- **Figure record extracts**
__________________________________________________

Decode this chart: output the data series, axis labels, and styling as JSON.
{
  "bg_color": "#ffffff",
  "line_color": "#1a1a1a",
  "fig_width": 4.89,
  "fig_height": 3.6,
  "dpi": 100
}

__________________________________________________

- **Written request**
Your task is to extract all of the records exactly.

- **Result of the task**
Decode this chart: output the data series, axis labels, and styling as JSON.
{
  "bg_color": "#ffffff",
  "line_color": "#1a1a1a",
  "fig_width": 4.89,
  "fig_height": 3.6,
  "dpi": 100
}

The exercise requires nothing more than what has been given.